- **THE REQUEST**
Across the material below, how many lines contain the word "Lever"? Give only the number.

--- GIVEN INFORMATION ---

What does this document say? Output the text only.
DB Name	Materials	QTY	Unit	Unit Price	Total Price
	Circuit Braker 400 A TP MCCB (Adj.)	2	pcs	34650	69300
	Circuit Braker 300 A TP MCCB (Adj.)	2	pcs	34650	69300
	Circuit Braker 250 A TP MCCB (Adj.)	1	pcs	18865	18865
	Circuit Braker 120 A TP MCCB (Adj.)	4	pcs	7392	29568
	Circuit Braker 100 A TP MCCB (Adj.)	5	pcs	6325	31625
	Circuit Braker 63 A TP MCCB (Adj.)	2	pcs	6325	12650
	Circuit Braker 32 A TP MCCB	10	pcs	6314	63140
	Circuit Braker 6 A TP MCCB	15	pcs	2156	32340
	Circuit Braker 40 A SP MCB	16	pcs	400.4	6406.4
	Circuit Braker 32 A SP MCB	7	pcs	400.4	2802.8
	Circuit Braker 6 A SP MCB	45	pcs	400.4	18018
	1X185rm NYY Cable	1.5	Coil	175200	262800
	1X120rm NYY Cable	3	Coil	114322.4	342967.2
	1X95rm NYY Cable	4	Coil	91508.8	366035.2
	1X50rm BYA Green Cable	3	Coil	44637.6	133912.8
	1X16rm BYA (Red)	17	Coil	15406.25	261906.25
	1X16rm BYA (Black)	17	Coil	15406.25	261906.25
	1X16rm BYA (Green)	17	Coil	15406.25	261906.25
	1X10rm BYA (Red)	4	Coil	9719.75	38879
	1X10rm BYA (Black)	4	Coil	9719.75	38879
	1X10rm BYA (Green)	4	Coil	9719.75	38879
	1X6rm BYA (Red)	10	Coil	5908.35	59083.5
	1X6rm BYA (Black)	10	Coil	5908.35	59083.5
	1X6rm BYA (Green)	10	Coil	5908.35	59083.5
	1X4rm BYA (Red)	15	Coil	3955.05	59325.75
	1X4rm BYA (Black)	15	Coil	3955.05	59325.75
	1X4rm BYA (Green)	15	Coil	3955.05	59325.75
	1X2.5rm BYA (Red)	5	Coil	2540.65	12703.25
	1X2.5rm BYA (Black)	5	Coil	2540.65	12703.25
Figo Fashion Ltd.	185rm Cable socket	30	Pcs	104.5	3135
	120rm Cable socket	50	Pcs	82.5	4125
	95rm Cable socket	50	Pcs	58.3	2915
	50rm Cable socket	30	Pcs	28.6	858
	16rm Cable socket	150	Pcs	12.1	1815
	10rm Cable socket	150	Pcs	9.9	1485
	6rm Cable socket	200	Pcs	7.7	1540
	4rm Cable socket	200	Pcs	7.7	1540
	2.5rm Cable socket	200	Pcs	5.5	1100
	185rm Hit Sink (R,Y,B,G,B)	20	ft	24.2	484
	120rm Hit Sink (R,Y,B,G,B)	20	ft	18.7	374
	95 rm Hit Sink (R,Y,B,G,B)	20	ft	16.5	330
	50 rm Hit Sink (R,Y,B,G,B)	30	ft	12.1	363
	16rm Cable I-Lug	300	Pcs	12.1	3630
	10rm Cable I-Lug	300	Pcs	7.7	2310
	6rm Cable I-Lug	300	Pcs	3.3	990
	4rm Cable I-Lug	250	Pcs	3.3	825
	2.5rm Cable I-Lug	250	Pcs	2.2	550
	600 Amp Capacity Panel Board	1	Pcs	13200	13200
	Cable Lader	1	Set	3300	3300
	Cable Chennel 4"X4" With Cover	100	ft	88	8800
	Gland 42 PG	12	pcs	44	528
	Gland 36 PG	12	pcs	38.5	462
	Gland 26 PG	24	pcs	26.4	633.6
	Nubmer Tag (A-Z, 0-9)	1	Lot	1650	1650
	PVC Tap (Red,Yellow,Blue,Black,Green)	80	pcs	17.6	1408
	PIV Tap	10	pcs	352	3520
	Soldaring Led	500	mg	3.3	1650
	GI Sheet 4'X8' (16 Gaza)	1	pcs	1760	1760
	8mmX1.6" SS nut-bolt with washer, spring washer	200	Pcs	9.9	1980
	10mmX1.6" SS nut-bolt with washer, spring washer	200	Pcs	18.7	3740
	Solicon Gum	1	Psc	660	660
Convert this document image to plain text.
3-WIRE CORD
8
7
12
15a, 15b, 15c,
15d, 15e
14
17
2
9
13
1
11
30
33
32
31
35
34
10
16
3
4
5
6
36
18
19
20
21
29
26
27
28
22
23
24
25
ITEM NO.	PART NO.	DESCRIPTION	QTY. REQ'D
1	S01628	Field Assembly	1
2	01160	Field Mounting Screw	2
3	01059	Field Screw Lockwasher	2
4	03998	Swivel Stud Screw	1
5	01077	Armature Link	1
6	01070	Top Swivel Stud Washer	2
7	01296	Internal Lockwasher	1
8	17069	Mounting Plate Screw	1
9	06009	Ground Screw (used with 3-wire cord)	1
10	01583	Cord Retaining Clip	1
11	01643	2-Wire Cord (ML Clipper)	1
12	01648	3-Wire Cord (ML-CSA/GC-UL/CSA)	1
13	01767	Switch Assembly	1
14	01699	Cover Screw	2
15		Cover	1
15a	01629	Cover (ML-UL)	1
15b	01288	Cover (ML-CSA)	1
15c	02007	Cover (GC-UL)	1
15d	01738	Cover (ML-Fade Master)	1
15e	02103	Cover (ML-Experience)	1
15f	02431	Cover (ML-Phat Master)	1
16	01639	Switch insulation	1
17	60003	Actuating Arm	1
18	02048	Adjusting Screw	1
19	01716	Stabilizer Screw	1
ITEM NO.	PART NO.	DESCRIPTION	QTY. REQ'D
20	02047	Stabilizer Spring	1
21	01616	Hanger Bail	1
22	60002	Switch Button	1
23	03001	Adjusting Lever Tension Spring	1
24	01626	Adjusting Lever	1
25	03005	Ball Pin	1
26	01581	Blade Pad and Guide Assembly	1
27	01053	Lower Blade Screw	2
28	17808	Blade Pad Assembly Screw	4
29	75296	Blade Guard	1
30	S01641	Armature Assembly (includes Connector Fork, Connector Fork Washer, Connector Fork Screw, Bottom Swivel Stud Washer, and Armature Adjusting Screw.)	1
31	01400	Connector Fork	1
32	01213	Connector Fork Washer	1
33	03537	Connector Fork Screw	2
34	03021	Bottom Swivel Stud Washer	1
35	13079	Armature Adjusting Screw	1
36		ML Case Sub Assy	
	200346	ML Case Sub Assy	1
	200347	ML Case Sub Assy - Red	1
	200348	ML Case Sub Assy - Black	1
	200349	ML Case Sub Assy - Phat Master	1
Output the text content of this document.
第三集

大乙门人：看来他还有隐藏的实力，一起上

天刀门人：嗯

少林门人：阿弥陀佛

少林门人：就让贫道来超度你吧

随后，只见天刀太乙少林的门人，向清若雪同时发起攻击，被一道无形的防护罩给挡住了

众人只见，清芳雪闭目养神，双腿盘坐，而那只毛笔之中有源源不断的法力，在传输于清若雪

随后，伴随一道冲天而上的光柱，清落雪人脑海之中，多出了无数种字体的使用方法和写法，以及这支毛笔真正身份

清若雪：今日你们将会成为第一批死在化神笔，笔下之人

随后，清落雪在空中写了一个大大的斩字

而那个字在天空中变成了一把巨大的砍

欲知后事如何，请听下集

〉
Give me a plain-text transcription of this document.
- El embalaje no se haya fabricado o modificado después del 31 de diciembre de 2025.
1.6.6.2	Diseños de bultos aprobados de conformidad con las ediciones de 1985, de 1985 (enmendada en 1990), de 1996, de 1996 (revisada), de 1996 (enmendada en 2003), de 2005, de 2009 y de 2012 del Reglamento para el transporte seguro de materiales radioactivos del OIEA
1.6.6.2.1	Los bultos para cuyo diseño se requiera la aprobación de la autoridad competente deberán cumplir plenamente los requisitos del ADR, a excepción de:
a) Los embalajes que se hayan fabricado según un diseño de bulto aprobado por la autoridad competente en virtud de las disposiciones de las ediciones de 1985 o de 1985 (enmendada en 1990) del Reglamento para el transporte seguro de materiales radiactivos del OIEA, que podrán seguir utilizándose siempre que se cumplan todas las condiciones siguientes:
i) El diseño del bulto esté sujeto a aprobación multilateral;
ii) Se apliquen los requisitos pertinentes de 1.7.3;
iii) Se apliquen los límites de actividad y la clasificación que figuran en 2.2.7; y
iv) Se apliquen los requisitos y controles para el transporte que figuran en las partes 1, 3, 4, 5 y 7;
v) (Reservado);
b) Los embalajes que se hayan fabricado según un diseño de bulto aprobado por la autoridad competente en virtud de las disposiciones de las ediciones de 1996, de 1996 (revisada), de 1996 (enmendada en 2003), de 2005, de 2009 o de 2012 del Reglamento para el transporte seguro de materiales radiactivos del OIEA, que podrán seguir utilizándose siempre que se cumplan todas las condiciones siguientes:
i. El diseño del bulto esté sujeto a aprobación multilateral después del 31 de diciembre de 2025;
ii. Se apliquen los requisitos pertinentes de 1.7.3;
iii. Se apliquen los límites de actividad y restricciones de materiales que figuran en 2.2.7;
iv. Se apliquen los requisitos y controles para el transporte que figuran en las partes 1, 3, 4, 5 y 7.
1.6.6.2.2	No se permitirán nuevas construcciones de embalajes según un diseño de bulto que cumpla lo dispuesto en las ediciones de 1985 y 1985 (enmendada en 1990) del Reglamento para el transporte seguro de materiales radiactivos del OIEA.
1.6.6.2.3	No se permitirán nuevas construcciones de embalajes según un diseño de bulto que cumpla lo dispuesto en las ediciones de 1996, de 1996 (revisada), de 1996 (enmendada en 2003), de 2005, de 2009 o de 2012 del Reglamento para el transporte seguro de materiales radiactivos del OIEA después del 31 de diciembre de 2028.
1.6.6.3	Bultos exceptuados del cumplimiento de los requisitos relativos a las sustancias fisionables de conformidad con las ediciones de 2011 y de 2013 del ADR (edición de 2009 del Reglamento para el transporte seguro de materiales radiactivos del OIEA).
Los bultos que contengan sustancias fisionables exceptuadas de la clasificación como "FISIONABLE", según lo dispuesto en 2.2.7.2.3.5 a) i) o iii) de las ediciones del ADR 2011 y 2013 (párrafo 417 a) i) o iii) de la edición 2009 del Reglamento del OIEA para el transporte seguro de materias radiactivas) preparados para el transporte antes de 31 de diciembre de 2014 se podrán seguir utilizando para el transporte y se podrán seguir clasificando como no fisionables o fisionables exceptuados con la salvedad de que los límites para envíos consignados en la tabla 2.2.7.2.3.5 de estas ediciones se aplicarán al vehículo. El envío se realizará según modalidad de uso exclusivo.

---

- **EXERCISE RESPONSE**
2